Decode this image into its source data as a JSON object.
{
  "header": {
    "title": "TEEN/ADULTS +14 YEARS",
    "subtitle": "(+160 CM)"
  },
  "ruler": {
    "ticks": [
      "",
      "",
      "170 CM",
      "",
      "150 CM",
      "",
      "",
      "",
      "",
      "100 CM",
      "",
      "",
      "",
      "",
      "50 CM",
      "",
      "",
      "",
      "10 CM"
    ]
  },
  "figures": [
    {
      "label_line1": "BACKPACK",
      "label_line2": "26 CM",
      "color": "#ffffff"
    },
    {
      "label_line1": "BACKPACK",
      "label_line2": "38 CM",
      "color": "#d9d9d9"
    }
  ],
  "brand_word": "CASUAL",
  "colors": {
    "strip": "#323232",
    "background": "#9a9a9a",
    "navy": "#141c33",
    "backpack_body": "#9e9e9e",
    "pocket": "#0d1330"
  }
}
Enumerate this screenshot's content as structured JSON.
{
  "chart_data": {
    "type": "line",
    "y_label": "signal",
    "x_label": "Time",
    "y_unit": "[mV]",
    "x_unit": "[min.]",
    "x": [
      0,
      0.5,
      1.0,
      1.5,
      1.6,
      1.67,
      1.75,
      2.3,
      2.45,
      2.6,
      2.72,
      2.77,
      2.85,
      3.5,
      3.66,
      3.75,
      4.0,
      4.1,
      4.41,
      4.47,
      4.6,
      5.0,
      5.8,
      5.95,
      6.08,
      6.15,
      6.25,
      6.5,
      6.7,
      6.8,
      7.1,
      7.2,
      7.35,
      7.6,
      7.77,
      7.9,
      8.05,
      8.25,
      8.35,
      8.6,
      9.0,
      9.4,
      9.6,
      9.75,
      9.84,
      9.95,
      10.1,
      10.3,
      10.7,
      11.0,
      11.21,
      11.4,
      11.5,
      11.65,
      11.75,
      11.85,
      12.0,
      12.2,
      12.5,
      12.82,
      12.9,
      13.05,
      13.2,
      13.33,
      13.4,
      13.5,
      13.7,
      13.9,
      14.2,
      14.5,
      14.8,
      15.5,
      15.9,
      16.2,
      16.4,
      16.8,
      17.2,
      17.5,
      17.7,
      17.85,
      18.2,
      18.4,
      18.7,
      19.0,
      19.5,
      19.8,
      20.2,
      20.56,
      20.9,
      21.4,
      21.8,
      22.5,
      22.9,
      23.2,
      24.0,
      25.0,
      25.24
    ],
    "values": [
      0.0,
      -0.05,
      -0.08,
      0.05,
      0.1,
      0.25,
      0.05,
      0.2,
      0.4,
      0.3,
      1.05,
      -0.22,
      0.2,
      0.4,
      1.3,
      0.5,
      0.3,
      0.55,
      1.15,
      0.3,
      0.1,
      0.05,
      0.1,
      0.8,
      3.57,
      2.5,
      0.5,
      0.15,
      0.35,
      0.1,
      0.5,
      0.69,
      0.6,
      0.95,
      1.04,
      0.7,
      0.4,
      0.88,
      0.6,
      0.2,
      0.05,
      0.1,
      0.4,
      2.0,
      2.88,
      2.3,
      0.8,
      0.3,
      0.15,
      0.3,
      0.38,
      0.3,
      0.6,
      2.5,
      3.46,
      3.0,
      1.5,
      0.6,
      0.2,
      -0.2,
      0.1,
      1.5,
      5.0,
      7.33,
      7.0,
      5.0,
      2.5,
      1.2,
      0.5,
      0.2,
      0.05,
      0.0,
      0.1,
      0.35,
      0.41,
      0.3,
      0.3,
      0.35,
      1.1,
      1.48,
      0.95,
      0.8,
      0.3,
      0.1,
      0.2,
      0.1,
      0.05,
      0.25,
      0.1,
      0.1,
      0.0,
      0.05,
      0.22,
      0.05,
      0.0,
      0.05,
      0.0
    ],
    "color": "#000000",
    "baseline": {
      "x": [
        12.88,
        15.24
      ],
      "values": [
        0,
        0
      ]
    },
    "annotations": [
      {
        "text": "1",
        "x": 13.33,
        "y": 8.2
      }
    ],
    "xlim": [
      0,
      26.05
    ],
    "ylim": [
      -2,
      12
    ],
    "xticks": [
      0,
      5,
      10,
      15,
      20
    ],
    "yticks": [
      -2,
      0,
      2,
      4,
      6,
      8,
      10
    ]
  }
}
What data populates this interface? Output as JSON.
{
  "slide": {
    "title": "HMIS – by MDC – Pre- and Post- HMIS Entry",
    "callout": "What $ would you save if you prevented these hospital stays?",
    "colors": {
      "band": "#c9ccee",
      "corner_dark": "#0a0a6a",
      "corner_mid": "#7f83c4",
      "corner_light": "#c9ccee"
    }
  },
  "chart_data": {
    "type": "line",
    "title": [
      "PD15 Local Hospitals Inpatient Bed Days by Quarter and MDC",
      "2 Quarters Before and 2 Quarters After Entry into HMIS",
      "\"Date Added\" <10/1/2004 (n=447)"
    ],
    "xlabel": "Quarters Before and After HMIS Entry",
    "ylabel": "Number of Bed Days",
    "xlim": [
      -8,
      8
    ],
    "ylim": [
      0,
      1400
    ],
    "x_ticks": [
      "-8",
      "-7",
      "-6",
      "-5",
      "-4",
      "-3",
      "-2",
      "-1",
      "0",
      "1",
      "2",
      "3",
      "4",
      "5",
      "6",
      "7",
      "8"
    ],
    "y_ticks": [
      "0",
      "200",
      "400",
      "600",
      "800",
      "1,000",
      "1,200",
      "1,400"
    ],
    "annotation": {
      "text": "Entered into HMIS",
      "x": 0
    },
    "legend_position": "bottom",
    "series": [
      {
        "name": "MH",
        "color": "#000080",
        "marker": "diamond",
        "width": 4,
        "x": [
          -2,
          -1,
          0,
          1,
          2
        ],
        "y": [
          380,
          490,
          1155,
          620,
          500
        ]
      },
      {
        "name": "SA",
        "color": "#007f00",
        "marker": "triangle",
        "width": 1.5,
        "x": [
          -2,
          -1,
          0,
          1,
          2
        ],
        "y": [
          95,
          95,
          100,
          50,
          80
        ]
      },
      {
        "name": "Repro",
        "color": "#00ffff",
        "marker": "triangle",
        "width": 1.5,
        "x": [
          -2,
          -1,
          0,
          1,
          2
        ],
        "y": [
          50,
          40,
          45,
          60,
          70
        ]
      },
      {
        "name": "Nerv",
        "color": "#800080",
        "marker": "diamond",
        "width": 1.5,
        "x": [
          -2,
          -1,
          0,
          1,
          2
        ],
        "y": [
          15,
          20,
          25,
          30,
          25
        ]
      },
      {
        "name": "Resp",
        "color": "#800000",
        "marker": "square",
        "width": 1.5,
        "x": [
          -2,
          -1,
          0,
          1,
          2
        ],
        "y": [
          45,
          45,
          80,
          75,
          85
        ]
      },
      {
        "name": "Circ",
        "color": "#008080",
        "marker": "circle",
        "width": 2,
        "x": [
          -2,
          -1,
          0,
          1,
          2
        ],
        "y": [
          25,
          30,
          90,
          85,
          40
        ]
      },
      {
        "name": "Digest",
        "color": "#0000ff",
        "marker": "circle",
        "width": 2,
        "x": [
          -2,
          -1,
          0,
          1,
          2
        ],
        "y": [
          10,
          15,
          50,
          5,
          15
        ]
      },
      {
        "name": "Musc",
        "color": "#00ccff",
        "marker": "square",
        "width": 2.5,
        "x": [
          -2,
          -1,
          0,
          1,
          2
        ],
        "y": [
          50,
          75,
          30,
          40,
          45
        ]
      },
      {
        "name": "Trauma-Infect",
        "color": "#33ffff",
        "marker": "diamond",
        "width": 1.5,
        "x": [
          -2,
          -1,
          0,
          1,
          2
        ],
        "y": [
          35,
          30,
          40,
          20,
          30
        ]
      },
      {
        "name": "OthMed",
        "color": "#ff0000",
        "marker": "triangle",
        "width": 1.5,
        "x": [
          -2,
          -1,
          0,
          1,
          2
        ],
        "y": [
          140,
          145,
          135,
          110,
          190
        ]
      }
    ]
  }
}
--------------------
Problem description
Show all lines in the entries above where the word "JSON" appears.

Reply
Decode this image into its source data as a JSON object.
Enumerate this screenshot's content as structured JSON.
What data populates this interface? Output as JSON.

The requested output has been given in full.